Set down each line of the data below exactly as it stands, dropping the pictures.

WORKING DATA =>
- - -
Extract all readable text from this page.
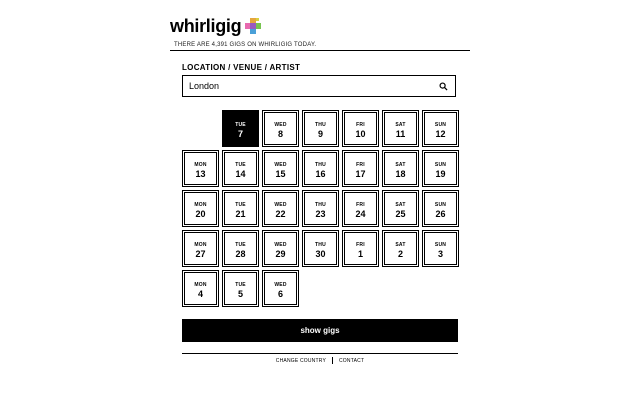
whirligig
THERE ARE 4,391 GIGS ON WHIRLIGIG TODAY.
LOCATION / VENUE / ARTIST
London
TUE
7
WED
8
THU
9
FRI
10
SAT
11
SUN
12
MON
13
TUE
14
WED
15
THU
16
FRI
17
SAT
18
SUN
19
MON
20
TUE
21
WED
22
THU
23
FRI
24
SAT
25
SUN
26
MON
27
TUE
28
WED
29
THU
30
FRI
1
SAT
2
SUN
3
MON
4
TUE
5
WED
6
show gigs
CHANGE COUNTRY	CONTACT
- - -
EXERCISE RESPONSE =>
Extract all readable text from this page.
whirligig
THERE ARE 4,391 GIGS ON WHIRLIGIG TODAY.
LOCATION / VENUE / ARTIST
London
TUE
7
WED
8
THU
9
FRI
10
SAT
11
SUN
12
MON
13
TUE
14
WED
15
THU
16
FRI
17
SAT
18
SUN
19
MON
20
TUE
21
WED
22
THU
23
FRI
24
SAT
25
SUN
26
MON
27
TUE
28
WED
29
THU
30
FRI
1
SAT
2
SUN
3
MON
4
TUE
5
WED
6
show gigs
CHANGE COUNTRY	CONTACT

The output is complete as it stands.